Task statement:
Rewrite the data below as a numbered list, leaving out any blank lines.

---*---

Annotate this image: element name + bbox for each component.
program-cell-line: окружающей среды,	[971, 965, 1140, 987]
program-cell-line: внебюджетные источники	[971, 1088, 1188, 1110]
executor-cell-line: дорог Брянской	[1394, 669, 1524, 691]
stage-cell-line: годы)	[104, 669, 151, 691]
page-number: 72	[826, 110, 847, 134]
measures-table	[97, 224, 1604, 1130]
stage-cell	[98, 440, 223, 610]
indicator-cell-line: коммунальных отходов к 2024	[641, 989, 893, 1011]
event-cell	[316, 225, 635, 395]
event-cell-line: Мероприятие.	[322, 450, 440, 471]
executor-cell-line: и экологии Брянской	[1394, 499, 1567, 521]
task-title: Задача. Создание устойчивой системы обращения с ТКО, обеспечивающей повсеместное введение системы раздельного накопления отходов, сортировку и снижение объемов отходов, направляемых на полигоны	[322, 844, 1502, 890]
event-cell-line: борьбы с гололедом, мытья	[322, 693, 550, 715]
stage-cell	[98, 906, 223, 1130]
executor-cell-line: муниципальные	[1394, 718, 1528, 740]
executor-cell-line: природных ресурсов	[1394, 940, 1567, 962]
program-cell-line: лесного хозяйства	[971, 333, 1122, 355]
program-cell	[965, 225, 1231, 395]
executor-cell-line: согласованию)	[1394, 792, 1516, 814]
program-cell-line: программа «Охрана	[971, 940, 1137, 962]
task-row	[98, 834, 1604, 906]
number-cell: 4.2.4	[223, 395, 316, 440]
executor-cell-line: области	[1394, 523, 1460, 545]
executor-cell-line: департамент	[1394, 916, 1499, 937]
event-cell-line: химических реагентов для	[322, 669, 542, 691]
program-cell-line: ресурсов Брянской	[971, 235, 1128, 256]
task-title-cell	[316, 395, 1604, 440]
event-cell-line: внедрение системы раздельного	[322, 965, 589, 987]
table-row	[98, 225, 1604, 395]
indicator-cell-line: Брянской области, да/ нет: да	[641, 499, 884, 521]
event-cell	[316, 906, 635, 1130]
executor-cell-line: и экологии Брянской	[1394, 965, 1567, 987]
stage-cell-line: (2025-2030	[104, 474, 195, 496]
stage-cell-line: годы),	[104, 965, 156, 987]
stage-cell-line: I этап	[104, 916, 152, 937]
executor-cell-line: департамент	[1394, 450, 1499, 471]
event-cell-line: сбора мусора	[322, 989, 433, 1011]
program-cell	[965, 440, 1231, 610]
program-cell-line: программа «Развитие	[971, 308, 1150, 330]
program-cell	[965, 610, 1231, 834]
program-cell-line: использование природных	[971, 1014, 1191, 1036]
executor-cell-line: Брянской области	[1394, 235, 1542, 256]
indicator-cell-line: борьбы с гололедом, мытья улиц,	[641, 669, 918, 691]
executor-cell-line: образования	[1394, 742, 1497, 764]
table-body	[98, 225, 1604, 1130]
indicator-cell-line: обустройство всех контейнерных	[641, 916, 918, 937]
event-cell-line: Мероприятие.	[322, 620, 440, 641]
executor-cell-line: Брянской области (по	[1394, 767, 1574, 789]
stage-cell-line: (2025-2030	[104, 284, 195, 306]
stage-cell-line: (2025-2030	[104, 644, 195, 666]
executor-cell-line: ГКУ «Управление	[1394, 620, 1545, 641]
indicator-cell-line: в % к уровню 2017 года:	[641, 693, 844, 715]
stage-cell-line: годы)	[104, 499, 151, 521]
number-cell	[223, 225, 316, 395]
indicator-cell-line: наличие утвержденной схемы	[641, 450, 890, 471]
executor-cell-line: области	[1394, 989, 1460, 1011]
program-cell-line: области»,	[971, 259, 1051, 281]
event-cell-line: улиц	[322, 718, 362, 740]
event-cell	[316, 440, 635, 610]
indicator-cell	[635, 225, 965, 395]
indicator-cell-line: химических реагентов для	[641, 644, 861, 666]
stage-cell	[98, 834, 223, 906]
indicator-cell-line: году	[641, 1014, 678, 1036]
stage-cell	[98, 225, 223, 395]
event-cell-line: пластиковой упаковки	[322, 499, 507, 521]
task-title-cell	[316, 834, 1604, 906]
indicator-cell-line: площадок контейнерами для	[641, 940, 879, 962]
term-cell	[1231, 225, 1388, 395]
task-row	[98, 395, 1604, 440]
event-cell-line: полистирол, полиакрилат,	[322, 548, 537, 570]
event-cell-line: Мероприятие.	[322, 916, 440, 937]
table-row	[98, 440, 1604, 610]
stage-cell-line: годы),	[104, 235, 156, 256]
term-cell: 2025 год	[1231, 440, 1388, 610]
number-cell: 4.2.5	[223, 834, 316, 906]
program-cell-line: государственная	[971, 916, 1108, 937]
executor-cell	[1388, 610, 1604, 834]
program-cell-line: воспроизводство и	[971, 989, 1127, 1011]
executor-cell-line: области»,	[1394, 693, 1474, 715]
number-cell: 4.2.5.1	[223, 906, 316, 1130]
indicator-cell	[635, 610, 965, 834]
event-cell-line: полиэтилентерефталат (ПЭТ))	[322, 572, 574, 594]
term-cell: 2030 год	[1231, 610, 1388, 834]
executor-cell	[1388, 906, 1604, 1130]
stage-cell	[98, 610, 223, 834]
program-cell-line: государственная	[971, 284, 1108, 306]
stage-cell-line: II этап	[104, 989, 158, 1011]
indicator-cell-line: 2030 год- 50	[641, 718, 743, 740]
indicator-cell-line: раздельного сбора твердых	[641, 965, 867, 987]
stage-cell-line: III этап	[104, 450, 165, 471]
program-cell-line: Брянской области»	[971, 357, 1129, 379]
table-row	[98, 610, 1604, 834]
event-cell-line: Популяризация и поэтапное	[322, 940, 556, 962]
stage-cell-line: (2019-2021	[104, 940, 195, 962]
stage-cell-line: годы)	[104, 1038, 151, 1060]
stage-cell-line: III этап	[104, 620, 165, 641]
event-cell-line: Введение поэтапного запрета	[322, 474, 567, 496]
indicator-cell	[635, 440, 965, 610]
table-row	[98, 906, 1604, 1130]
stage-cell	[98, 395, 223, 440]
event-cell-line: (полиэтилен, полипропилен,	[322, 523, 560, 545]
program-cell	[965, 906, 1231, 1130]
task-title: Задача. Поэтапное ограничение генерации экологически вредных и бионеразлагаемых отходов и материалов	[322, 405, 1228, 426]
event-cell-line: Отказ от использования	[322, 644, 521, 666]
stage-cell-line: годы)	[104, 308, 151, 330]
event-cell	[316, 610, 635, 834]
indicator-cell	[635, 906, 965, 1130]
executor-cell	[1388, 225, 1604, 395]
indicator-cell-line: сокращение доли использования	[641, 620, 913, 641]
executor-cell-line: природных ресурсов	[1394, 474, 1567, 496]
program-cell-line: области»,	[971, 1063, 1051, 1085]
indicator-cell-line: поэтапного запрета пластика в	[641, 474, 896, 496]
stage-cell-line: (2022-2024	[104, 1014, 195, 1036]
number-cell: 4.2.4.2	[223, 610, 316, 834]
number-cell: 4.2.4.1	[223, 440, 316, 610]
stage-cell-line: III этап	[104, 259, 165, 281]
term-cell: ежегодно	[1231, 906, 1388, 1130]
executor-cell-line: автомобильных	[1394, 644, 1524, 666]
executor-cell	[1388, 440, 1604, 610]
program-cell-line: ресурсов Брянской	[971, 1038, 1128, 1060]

---*---

Solution for this task:
1. Annotate this image: element name + bbox for each component.
2. program-cell-line: окружающей среды,	[971, 965, 1140, 987]
3. program-cell-line: внебюджетные источники	[971, 1088, 1188, 1110]
4. executor-cell-line: дорог Брянской	[1394, 669, 1524, 691]
5. stage-cell-line: годы)	[104, 669, 151, 691]
6. page-number: 72	[826, 110, 847, 134]
7. measures-table	[97, 224, 1604, 1130]
8. stage-cell	[98, 440, 223, 610]
9. indicator-cell-line: коммунальных отходов к 2024	[641, 989, 893, 1011]
10. event-cell	[316, 225, 635, 395]
11. event-cell-line: Мероприятие.	[322, 450, 440, 471]
12. executor-cell-line: и экологии Брянской	[1394, 499, 1567, 521]
13. task-title: Задача. Создание устойчивой системы обращения с ТКО, обеспечивающей повсеместное введение системы раздельного накопления отходов, сортировку и снижение объемов отходов, направляемых на полигоны	[322, 844, 1502, 890]
14. event-cell-line: борьбы с гололедом, мытья	[322, 693, 550, 715]
15. stage-cell	[98, 906, 223, 1130]
16. executor-cell-line: муниципальные	[1394, 718, 1528, 740]
17. executor-cell-line: природных ресурсов	[1394, 940, 1567, 962]
18. program-cell-line: лесного хозяйства	[971, 333, 1122, 355]
19. program-cell	[965, 225, 1231, 395]
20. executor-cell-line: согласованию)	[1394, 792, 1516, 814]
21. program-cell-line: программа «Охрана	[971, 940, 1137, 962]
22. task-row	[98, 834, 1604, 906]
23. number-cell: 4.2.4	[223, 395, 316, 440]
24. executor-cell-line: области	[1394, 523, 1460, 545]
25. executor-cell-line: департамент	[1394, 916, 1499, 937]
26. event-cell-line: химических реагентов для	[322, 669, 542, 691]
27. program-cell-line: ресурсов Брянской	[971, 235, 1128, 256]
28. task-title-cell	[316, 395, 1604, 440]
29. event-cell-line: внедрение системы раздельного	[322, 965, 589, 987]
30. table-row	[98, 225, 1604, 395]
31. indicator-cell-line: Брянской области, да/ нет: да	[641, 499, 884, 521]
32. event-cell	[316, 906, 635, 1130]
33. executor-cell-line: и экологии Брянской	[1394, 965, 1567, 987]
34. stage-cell-line: (2025-2030	[104, 474, 195, 496]
35. stage-cell-line: годы),	[104, 965, 156, 987]
36. stage-cell-line: I этап	[104, 916, 152, 937]
37. executor-cell-line: департамент	[1394, 450, 1499, 471]
38. event-cell-line: сбора мусора	[322, 989, 433, 1011]
39. program-cell	[965, 440, 1231, 610]
40. program-cell-line: программа «Развитие	[971, 308, 1150, 330]
41. program-cell	[965, 610, 1231, 834]
42. program-cell-line: использование природных	[971, 1014, 1191, 1036]
43. executor-cell-line: Брянской области	[1394, 235, 1542, 256]
44. indicator-cell-line: борьбы с гололедом, мытья улиц,	[641, 669, 918, 691]
45. executor-cell-line: образования	[1394, 742, 1497, 764]
46. table-body	[98, 225, 1604, 1130]
47. indicator-cell-line: обустройство всех контейнерных	[641, 916, 918, 937]
48. event-cell-line: Мероприятие.	[322, 620, 440, 641]
49. executor-cell-line: Брянской области (по	[1394, 767, 1574, 789]
50. stage-cell-line: (2025-2030	[104, 284, 195, 306]
51. stage-cell-line: (2025-2030	[104, 644, 195, 666]
52. executor-cell-line: ГКУ «Управление	[1394, 620, 1545, 641]
53. indicator-cell-line: в % к уровню 2017 года:	[641, 693, 844, 715]
54. stage-cell-line: годы)	[104, 499, 151, 521]
55. number-cell	[223, 225, 316, 395]
56. indicator-cell-line: наличие утвержденной схемы	[641, 450, 890, 471]
57. executor-cell-line: области	[1394, 989, 1460, 1011]
58. program-cell-line: области»,	[971, 259, 1051, 281]
59. event-cell-line: улиц	[322, 718, 362, 740]
60. event-cell	[316, 440, 635, 610]
61. indicator-cell	[635, 225, 965, 395]
62. indicator-cell-line: химических реагентов для	[641, 644, 861, 666]
63. stage-cell	[98, 834, 223, 906]
64. indicator-cell-line: году	[641, 1014, 678, 1036]
65. stage-cell	[98, 225, 223, 395]
66. event-cell-line: пластиковой упаковки	[322, 499, 507, 521]
67. task-title-cell	[316, 834, 1604, 906]
68. indicator-cell-line: площадок контейнерами для	[641, 940, 879, 962]
69. term-cell	[1231, 225, 1388, 395]
70. task-row	[98, 395, 1604, 440]
71. event-cell-line: полистирол, полиакрилат,	[322, 548, 537, 570]
72. event-cell-line: Мероприятие.	[322, 916, 440, 937]
73. table-row	[98, 440, 1604, 610]
74. stage-cell-line: годы),	[104, 235, 156, 256]
75. term-cell: 2025 год	[1231, 440, 1388, 610]
76. number-cell: 4.2.5	[223, 834, 316, 906]
77. program-cell-line: государственная	[971, 916, 1108, 937]
78. executor-cell	[1388, 610, 1604, 834]
79. program-cell-line: воспроизводство и	[971, 989, 1127, 1011]
80. executor-cell-line: области»,	[1394, 693, 1474, 715]
81. number-cell: 4.2.5.1	[223, 906, 316, 1130]
82. indicator-cell	[635, 610, 965, 834]
83. event-cell-line: полиэтилентерефталат (ПЭТ))	[322, 572, 574, 594]
84. term-cell: 2030 год	[1231, 610, 1388, 834]
85. executor-cell	[1388, 906, 1604, 1130]
86. stage-cell	[98, 610, 223, 834]
87. program-cell-line: государственная	[971, 284, 1108, 306]
88. stage-cell-line: II этап	[104, 989, 158, 1011]
89. indicator-cell-line: 2030 год- 50	[641, 718, 743, 740]
90. indicator-cell-line: раздельного сбора твердых	[641, 965, 867, 987]
91. stage-cell-line: III этап	[104, 450, 165, 471]
92. program-cell-line: Брянской области»	[971, 357, 1129, 379]
93. table-row	[98, 610, 1604, 834]
94. event-cell-line: Популяризация и поэтапное	[322, 940, 556, 962]
95. stage-cell-line: (2019-2021	[104, 940, 195, 962]
96. stage-cell-line: годы)	[104, 1038, 151, 1060]
97. stage-cell-line: III этап	[104, 620, 165, 641]
98. event-cell-line: Введение поэтапного запрета	[322, 474, 567, 496]
99. indicator-cell	[635, 440, 965, 610]
100. table-row	[98, 906, 1604, 1130]
101. stage-cell	[98, 395, 223, 440]
102. event-cell-line: (полиэтилен, полипропилен,	[322, 523, 560, 545]
103. program-cell	[965, 906, 1231, 1130]
104. task-title: Задача. Поэтапное ограничение генерации экологически вредных и бионеразлагаемых отходов и материалов	[322, 405, 1228, 426]
105. event-cell-line: Отказ от использования	[322, 644, 521, 666]
106. stage-cell-line: годы)	[104, 308, 151, 330]
107. event-cell	[316, 610, 635, 834]
108. indicator-cell	[635, 906, 965, 1130]
109. executor-cell	[1388, 225, 1604, 395]
110. indicator-cell-line: сокращение доли использования	[641, 620, 913, 641]
111. executor-cell-line: природных ресурсов	[1394, 474, 1567, 496]
112. program-cell-line: области»,	[971, 1063, 1051, 1085]
113. indicator-cell-line: поэтапного запрета пластика в	[641, 474, 896, 496]
114. stage-cell-line: (2022-2024	[104, 1014, 195, 1036]
115. number-cell: 4.2.4.2	[223, 610, 316, 834]
116. number-cell: 4.2.4.1	[223, 440, 316, 610]
117. stage-cell-line: III этап	[104, 259, 165, 281]
118. term-cell: ежегодно	[1231, 906, 1388, 1130]
119. executor-cell-line: автомобильных	[1394, 644, 1524, 666]
120. executor-cell	[1388, 440, 1604, 610]
121. program-cell-line: ресурсов Брянской	[971, 1038, 1128, 1060]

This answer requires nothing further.